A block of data
= = = =

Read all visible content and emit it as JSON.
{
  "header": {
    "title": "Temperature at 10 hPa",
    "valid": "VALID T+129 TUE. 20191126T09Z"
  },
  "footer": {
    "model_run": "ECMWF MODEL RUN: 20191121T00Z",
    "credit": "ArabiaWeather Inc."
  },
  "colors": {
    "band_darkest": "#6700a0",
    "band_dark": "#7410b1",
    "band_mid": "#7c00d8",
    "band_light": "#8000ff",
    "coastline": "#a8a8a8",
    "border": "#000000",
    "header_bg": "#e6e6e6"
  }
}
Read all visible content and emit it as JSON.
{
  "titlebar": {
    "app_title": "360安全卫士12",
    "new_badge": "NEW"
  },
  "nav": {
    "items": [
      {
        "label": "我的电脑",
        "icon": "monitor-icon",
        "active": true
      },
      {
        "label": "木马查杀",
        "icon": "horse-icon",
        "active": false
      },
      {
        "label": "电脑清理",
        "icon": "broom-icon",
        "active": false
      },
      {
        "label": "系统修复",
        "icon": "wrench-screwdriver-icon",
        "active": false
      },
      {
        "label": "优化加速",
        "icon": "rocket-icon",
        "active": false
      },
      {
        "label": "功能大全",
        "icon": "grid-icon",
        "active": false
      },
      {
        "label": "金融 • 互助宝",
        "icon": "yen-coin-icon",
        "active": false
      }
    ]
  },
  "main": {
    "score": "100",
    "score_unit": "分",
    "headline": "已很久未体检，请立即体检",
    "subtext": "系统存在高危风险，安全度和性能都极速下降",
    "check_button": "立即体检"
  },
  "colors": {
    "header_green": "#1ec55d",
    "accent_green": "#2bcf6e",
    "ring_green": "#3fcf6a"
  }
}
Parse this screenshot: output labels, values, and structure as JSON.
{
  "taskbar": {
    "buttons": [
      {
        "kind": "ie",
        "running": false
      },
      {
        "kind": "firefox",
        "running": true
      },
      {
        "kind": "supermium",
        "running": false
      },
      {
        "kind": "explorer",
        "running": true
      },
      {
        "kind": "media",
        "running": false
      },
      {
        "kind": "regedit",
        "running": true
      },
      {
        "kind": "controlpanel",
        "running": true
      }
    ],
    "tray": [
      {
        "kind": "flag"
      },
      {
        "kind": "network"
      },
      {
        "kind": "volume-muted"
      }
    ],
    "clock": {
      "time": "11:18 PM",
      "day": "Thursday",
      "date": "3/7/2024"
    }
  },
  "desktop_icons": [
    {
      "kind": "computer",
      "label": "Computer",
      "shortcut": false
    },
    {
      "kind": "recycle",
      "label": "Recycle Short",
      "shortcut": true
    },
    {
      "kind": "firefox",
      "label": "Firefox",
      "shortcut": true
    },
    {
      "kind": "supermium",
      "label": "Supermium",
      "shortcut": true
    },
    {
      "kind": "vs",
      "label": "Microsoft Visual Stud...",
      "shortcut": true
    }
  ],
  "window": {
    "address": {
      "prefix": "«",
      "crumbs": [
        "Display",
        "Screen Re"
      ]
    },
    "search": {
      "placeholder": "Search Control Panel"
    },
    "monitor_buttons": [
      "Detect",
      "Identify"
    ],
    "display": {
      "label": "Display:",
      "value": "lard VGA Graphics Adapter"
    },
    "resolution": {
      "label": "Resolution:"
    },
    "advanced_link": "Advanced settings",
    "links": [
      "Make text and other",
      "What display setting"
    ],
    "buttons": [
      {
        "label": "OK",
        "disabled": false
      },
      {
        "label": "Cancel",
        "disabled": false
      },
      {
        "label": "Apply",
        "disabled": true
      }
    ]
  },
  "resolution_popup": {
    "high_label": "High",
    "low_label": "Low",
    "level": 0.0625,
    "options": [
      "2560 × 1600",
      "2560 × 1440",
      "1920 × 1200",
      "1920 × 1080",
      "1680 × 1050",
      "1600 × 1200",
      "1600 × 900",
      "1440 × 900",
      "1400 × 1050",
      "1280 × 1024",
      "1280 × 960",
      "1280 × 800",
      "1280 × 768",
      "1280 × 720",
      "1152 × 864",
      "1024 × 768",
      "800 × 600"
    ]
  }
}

= = = =

## GIVEN REQUEST:
Reproduce all of the records exactly.

## EXERCISE RESULT:
Read all visible content and emit it as JSON.
{
  "header": {
    "title": "Temperature at 10 hPa",
    "valid": "VALID T+129 TUE. 20191126T09Z"
  },
  "footer": {
    "model_run": "ECMWF MODEL RUN: 20191121T00Z",
    "credit": "ArabiaWeather Inc."
  },
  "colors": {
    "band_darkest": "#6700a0",
    "band_dark": "#7410b1",
    "band_mid": "#7c00d8",
    "band_light": "#8000ff",
    "coastline": "#a8a8a8",
    "border": "#000000",
    "header_bg": "#e6e6e6"
  }
}
Read all visible content and emit it as JSON.
{
  "titlebar": {
    "app_title": "360安全卫士12",
    "new_badge": "NEW"
  },
  "nav": {
    "items": [
      {
        "label": "我的电脑",
        "icon": "monitor-icon",
        "active": true
      },
      {
        "label": "木马查杀",
        "icon": "horse-icon",
        "active": false
      },
      {
        "label": "电脑清理",
        "icon": "broom-icon",
        "active": false
      },
      {
        "label": "系统修复",
        "icon": "wrench-screwdriver-icon",
        "active": false
      },
      {
        "label": "优化加速",
        "icon": "rocket-icon",
        "active": false
      },
      {
        "label": "功能大全",
        "icon": "grid-icon",
        "active": false
      },
      {
        "label": "金融 • 互助宝",
        "icon": "yen-coin-icon",
        "active": false
      }
    ]
  },
  "main": {
    "score": "100",
    "score_unit": "分",
    "headline": "已很久未体检，请立即体检",
    "subtext": "系统存在高危风险，安全度和性能都极速下降",
    "check_button": "立即体检"
  },
  "colors": {
    "header_green": "#1ec55d",
    "accent_green": "#2bcf6e",
    "ring_green": "#3fcf6a"
  }
}
Parse this screenshot: output labels, values, and structure as JSON.
{
  "taskbar": {
    "buttons": [
      {
        "kind": "ie",
        "running": false
      },
      {
        "kind": "firefox",
        "running": true
      },
      {
        "kind": "supermium",
        "running": false
      },
      {
        "kind": "explorer",
        "running": true
      },
      {
        "kind": "media",
        "running": false
      },
      {
        "kind": "regedit",
        "running": true
      },
      {
        "kind": "controlpanel",
        "running": true
      }
    ],
    "tray": [
      {
        "kind": "flag"
      },
      {
        "kind": "network"
      },
      {
        "kind": "volume-muted"
      }
    ],
    "clock": {
      "time": "11:18 PM",
      "day": "Thursday",
      "date": "3/7/2024"
    }
  },
  "desktop_icons": [
    {
      "kind": "computer",
      "label": "Computer",
      "shortcut": false
    },
    {
      "kind": "recycle",
      "label": "Recycle Short",
      "shortcut": true
    },
    {
      "kind": "firefox",
      "label": "Firefox",
      "shortcut": true
    },
    {
      "kind": "supermium",
      "label": "Supermium",
      "shortcut": true
    },
    {
      "kind": "vs",
      "label": "Microsoft Visual Stud...",
      "shortcut": true
    }
  ],
  "window": {
    "address": {
      "prefix": "«",
      "crumbs": [
        "Display",
        "Screen Re"
      ]
    },
    "search": {
      "placeholder": "Search Control Panel"
    },
    "monitor_buttons": [
      "Detect",
      "Identify"
    ],
    "display": {
      "label": "Display:",
      "value": "lard VGA Graphics Adapter"
    },
    "resolution": {
      "label": "Resolution:"
    },
    "advanced_link": "Advanced settings",
    "links": [
      "Make text and other",
      "What display setting"
    ],
    "buttons": [
      {
        "label": "OK",
        "disabled": false
      },
      {
        "label": "Cancel",
        "disabled": false
      },
      {
        "label": "Apply",
        "disabled": true
      }
    ]
  },
  "resolution_popup": {
    "high_label": "High",
    "low_label": "Low",
    "level": 0.0625,
    "options": [
      "2560 × 1600",
      "2560 × 1440",
      "1920 × 1200",
      "1920 × 1080",
      "1680 × 1050",
      "1600 × 1200",
      "1600 × 900",
      "1440 × 900",
      "1400 × 1050",
      "1280 × 1024",
      "1280 × 960",
      "1280 × 800",
      "1280 × 768",
      "1280 × 720",
      "1152 × 864",
      "1024 × 768",
      "800 × 600"
    ]
  }
}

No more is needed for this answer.